• [Compito 1]
Modifica le righe del dataset di layout a partire da quella che contiene "site-navbar: Start Bootstrap" fino a quella che contiene "14, 27, 29]", estremi inclusi, sostituendo "YES" con "SÌ" senza cambiare nient'altro, e riporta soltanto queste righe.

• [Testo estratto]
La recensione: MACBETH

Quando ci capita di pensare o di discutere di alcune delle più profonde debolezze dell’animo umano, come l’avidità o l’ambizione, che spesso plasmano il carattere di quegli uomini sedotti dalla fascinazione del potere – sia esso economico piuttosto che politico – verso il quale si sentono irrimediabilmente sospinti senza sosta da una bramosia irrefrenabile, è pressoché impossibile che il nome di Macbeth non si posi sulle nostre labbra. La parabola del Barone di Glamis, fedele e valoroso generale dell’esercito di Duncan Re di Scozia, che, dopo aver ucciso il traditore Macdonwald nel corso di una sanguinosa battaglia, viene corrotto dalla profezia rivelatagli da tre misteriose donne, le quali gli predicono che lui diverrà signore di Cawdor e Re di Scozia. Da quel momento, complice l’ossessiva determinazione di Lady Macbeth nel far sì che il glorioso futuro del suo signore non venga in alcun modo compromesso da dubbi o ripensamenti di sorta; per Macbeth si apre un baratro profondo e imperscrutabile, ai limiti del quale il cuore e la mente umana vacilla al solo scorgere la sanguinaria violenza che si fa volontà nell’azione e la diabolica malvagità che dà sostanza al pensiero.

(Righe da un dataset di layout)
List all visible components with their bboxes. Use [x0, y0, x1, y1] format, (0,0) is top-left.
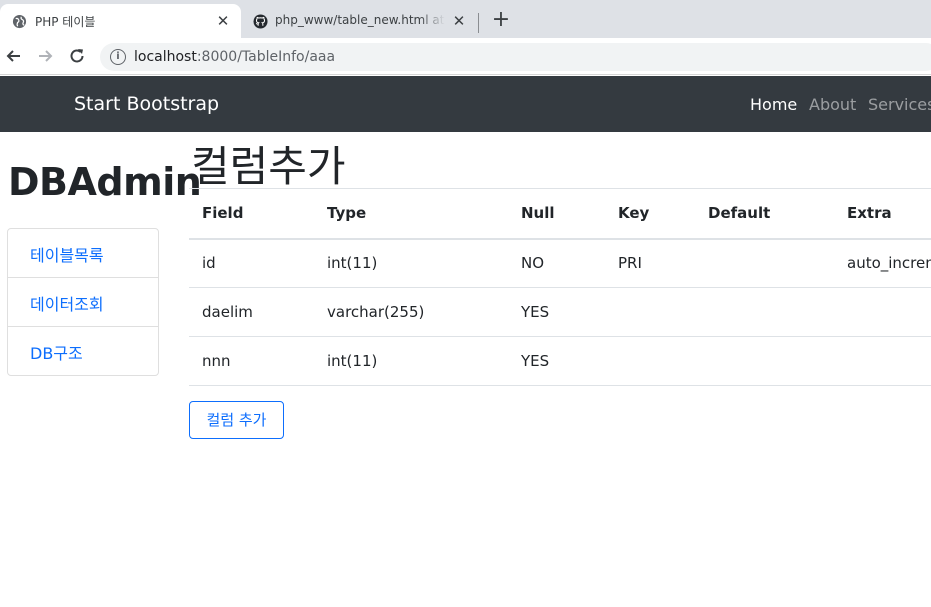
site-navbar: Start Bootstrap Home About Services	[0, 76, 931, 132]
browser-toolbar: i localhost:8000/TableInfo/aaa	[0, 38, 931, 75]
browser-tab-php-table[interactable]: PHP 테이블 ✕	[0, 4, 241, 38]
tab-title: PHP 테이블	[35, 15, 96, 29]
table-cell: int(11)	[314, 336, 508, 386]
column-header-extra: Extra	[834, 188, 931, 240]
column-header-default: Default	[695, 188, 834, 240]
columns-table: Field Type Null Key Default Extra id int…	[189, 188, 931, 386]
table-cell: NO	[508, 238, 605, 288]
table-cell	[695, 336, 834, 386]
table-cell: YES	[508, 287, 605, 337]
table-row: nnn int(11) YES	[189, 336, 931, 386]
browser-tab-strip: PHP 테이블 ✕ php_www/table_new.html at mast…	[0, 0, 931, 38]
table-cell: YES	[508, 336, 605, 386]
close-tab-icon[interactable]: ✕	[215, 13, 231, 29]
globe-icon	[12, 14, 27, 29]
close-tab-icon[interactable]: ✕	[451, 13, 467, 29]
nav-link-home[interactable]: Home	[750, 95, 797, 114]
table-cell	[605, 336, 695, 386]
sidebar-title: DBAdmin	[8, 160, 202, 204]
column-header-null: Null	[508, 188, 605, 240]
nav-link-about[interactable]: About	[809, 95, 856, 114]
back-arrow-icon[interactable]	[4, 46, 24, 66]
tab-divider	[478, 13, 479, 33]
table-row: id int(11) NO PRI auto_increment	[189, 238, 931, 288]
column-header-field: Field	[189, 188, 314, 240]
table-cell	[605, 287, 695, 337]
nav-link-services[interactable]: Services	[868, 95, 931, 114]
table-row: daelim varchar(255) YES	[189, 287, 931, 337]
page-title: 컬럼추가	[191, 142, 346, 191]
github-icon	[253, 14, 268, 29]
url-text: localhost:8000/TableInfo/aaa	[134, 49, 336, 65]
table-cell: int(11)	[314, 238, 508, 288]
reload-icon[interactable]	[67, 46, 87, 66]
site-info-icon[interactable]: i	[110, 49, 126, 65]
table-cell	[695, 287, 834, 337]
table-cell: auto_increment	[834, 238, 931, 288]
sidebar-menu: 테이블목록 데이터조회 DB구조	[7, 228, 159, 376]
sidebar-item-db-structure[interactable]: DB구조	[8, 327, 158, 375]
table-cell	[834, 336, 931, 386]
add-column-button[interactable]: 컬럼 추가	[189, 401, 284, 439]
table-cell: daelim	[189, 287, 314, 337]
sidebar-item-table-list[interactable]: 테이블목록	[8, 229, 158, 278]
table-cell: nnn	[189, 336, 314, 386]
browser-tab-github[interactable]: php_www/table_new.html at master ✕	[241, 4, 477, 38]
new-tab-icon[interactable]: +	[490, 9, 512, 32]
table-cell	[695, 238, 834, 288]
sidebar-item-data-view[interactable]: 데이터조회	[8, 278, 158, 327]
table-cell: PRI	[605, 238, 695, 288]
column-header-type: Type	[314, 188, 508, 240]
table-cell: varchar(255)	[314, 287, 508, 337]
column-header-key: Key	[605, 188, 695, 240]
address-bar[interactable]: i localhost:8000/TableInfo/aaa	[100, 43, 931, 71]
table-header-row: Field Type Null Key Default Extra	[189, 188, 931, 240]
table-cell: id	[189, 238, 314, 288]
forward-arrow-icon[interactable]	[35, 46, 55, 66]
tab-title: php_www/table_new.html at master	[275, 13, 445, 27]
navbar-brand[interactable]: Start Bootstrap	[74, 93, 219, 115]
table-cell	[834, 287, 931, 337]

• [Compito 2]
Indica se ciascuna delle seguenti affermazioni concorda con la recensione, rispondendo sì o no e citando le parole decisive del testo: (a) Macbeth è il Barone di Glamis; (b) le tre donne predicono a Macbeth che diventerà Re d'Inghilterra; (c) Macbeth è un generale dell'esercito di Duncan.

• [Soluzione completa 1]
site-navbar: Start Bootstrap Home About Services	[0, 76, 931, 132]
browser-toolbar: i localhost:8000/TableInfo/aaa	[0, 38, 931, 75]
browser-tab-php-table[interactable]: PHP 테이블 ✕	[0, 4, 241, 38]
tab-title: PHP 테이블	[35, 15, 96, 29]
table-cell: int(11)	[314, 336, 508, 386]
column-header-extra: Extra	[834, 188, 931, 240]
column-header-default: Default	[695, 188, 834, 240]
columns-table: Field Type Null Key Default Extra id int…	[189, 188, 931, 386]
table-cell: NO	[508, 238, 605, 288]
table-cell	[695, 336, 834, 386]
table-cell: SÌ	[508, 287, 605, 337]
table-row: nnn int(11) SÌ	[189, 336, 931, 386]
browser-tab-strip: PHP 테이블 ✕ php_www/table_new.html at mast…	[0, 0, 931, 38]
table-cell: SÌ	[508, 336, 605, 386]
close-tab-icon[interactable]: ✕	[215, 13, 231, 29]
globe-icon	[12, 14, 27, 29]

• [Soluzione completa 2]
(a) Sì: «La parabola del Barone di Glamis».
(b) No: «le quali gli predicono che lui diverrà signore di Cawdor e Re di Scozia».
(c) Sì: «fedele e valoroso generale dell’esercito di Duncan Re di Scozia».